_THE EXERCISE_
Recast every line of the items below as a two-column Markdown table headed Row and Item Line. Number the rows consecutively and omit blank lines.

_EXERCISE INPUTS_
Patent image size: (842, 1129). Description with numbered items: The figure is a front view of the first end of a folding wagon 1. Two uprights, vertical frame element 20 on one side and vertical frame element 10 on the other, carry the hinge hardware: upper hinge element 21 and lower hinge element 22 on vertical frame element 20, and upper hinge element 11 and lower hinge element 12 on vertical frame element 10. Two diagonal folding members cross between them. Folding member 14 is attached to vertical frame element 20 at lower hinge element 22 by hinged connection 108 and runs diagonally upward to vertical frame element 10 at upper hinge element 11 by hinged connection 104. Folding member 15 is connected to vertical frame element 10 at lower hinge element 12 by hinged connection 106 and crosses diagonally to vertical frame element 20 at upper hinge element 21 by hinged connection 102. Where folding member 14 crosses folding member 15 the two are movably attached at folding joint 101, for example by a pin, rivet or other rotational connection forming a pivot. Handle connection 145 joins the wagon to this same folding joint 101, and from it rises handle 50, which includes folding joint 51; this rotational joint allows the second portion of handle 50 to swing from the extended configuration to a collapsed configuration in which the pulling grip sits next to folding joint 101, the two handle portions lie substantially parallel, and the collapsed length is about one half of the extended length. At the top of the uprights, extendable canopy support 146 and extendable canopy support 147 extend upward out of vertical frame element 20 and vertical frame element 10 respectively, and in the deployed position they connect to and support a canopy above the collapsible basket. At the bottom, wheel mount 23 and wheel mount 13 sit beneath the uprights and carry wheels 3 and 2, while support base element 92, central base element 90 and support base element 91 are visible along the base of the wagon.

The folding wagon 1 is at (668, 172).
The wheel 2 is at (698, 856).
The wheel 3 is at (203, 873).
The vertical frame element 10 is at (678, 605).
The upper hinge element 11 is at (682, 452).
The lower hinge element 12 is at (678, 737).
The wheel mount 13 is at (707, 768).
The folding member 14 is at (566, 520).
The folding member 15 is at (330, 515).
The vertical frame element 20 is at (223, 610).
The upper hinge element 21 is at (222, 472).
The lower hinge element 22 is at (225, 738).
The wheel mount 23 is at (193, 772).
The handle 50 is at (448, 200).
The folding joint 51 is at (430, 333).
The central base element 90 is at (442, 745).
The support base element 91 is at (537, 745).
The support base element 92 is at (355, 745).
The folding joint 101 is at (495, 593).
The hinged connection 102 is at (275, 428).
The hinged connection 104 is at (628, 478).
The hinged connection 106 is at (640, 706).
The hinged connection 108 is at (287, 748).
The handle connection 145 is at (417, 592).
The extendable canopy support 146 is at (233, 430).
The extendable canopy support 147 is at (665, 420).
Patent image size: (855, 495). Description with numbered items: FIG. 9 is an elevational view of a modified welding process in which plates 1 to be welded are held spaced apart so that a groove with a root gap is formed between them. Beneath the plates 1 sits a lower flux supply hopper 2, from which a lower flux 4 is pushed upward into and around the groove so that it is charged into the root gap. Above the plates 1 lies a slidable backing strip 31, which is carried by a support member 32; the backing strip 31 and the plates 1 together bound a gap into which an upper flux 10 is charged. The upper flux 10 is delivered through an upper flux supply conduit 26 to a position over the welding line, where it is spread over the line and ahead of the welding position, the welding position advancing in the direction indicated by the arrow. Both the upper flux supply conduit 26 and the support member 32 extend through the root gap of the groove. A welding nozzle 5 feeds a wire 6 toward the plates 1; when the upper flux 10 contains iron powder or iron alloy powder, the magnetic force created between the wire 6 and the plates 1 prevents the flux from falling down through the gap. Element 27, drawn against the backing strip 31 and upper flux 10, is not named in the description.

_EXERCISE ANSWER_
| Row | Item Line |
|---|---|
| 1 | Patent image size: (842, 1129). Description with numbered items: The figure is a front view of the first end of a folding wagon 1. Two uprights, vertical frame element 20 on one side and vertical frame element 10 on the other, carry the hinge hardware: upper hinge element 21 and lower hinge element 22 on vertical frame element 20, and upper hinge element 11 and lower hinge element 12 on vertical frame element 10. Two diagonal folding members cross between them. Folding member 14 is attached to vertical frame element 20 at lower hinge element 22 by hinged connection 108 and runs diagonally upward to vertical frame element 10 at upper hinge element 11 by hinged connection 104. Folding member 15 is connected to vertical frame element 10 at lower hinge element 12 by hinged connection 106 and crosses diagonally to vertical frame element 20 at upper hinge element 21 by hinged connection 102. Where folding member 14 crosses folding member 15 the two are movably attached at folding joint 101, for example by a pin, rivet or other rotational connection forming a pivot. Handle connection 145 joins the wagon to this same folding joint 101, and from it rises handle 50, which includes folding joint 51; this rotational joint allows the second portion of handle 50 to swing from the extended configuration to a collapsed configuration in which the pulling grip sits next to folding joint 101, the two handle portions lie substantially parallel, and the collapsed length is about one half of the extended length. At the top of the uprights, extendable canopy support 146 and extendable canopy support 147 extend upward out of vertical frame element 20 and vertical frame element 10 respectively, and in the deployed position they connect to and support a canopy above the collapsible basket. At the bottom, wheel mount 23 and wheel mount 13 sit beneath the uprights and carry wheels 3 and 2, while support base element 92, central base element 90 and support base element 91 are visible along the base of the wagon. |
| 2 | The folding wagon 1 is at (668, 172). |
| 3 | The wheel 2 is at (698, 856). |
| 4 | The wheel 3 is at (203, 873). |
| 5 | The vertical frame element 10 is at (678, 605). |
| 6 | The upper hinge element 11 is at (682, 452). |
| 7 | The lower hinge element 12 is at (678, 737). |
| 8 | The wheel mount 13 is at (707, 768). |
| 9 | The folding member 14 is at (566, 520). |
| 10 | The folding member 15 is at (330, 515). |
| 11 | The vertical frame element 20 is at (223, 610). |
| 12 | The upper hinge element 21 is at (222, 472). |
| 13 | The lower hinge element 22 is at (225, 738). |
| 14 | The wheel mount 23 is at (193, 772). |
| 15 | The handle 50 is at (448, 200). |
| 16 | The folding joint 51 is at (430, 333). |
| 17 | The central base element 90 is at (442, 745). |
| 18 | The support base element 91 is at (537, 745). |
| 19 | The support base element 92 is at (355, 745). |
| 20 | The folding joint 101 is at (495, 593). |
| 21 | The hinged connection 102 is at (275, 428). |
| 22 | The hinged connection 104 is at (628, 478). |
| 23 | The hinged connection 106 is at (640, 706). |
| 24 | The hinged connection 108 is at (287, 748). |
| 25 | The handle connection 145 is at (417, 592). |
| 26 | The extendable canopy support 146 is at (233, 430). |
| 27 | The extendable canopy support 147 is at (665, 420). |
| 28 | Patent image size: (855, 495). Description with numbered items: FIG. 9 is an elevational view of a modified welding process in which plates 1 to be welded are held spaced apart so that a groove with a root gap is formed between them. Beneath the plates 1 sits a lower flux supply hopper 2, from which a lower flux 4 is pushed upward into and around the groove so that it is charged into the root gap. Above the plates 1 lies a slidable backing strip 31, which is carried by a support member 32; the backing strip 31 and the plates 1 together bound a gap into which an upper flux 10 is charged. The upper flux 10 is delivered through an upper flux supply conduit 26 to a position over the welding line, where it is spread over the line and ahead of the welding position, the welding position advancing in the direction indicated by the arrow. Both the upper flux supply conduit 26 and the support member 32 extend through the root gap of the groove. A welding nozzle 5 feeds a wire 6 toward the plates 1; when the upper flux 10 contains iron powder or iron alloy powder, the magnetic force created between the wire 6 and the plates 1 prevents the flux from falling down through the gap. Element 27, drawn against the backing strip 31 and upper flux 10, is not named in the description. |